● **Work to complete**
Where a line of the material contains the string "text", copy that line.

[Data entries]

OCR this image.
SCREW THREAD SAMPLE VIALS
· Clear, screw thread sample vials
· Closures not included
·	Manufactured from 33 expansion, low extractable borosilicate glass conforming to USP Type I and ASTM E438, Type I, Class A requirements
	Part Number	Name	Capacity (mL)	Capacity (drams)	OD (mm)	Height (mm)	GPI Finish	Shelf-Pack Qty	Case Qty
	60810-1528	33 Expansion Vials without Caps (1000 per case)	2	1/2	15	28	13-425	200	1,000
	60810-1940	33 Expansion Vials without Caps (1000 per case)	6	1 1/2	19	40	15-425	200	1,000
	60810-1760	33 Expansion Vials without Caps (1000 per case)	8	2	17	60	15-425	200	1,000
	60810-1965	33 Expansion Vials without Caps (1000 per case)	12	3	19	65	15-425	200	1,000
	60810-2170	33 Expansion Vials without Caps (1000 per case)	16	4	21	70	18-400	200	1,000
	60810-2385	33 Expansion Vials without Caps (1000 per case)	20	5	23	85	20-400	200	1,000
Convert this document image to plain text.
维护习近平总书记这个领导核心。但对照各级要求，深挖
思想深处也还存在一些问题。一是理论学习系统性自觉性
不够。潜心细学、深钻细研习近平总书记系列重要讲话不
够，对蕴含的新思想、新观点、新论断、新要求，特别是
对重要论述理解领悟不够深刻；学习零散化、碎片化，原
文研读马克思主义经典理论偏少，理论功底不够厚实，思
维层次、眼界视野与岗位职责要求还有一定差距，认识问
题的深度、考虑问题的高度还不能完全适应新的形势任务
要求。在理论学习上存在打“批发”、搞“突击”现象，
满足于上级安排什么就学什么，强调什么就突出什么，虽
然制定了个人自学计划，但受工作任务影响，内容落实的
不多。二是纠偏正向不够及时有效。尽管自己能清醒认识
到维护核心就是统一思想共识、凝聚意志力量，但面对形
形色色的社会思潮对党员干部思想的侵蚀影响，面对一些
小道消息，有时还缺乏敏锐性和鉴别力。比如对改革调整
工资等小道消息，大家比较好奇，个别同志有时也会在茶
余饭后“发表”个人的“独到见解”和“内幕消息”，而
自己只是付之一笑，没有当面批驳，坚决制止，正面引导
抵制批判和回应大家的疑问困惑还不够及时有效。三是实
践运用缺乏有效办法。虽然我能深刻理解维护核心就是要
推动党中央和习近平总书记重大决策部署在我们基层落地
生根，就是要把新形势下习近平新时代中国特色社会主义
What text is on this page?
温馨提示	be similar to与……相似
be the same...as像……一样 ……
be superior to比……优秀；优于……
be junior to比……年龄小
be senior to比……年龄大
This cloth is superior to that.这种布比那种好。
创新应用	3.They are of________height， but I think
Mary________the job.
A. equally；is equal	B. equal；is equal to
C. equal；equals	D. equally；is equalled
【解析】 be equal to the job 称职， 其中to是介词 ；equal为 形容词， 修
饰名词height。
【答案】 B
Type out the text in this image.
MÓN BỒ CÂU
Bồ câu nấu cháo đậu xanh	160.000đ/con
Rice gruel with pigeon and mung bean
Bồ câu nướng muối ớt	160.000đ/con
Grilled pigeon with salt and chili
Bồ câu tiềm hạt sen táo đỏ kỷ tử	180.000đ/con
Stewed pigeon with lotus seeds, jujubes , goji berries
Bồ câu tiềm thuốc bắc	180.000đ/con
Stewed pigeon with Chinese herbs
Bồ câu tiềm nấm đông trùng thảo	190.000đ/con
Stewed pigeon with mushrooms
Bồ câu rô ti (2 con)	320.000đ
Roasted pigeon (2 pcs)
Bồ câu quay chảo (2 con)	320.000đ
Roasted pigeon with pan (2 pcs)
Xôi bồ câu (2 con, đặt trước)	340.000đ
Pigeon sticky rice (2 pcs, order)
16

● **Written solution**
Convert this document image to plain text.
What text is on this page?
Type out the text in this image.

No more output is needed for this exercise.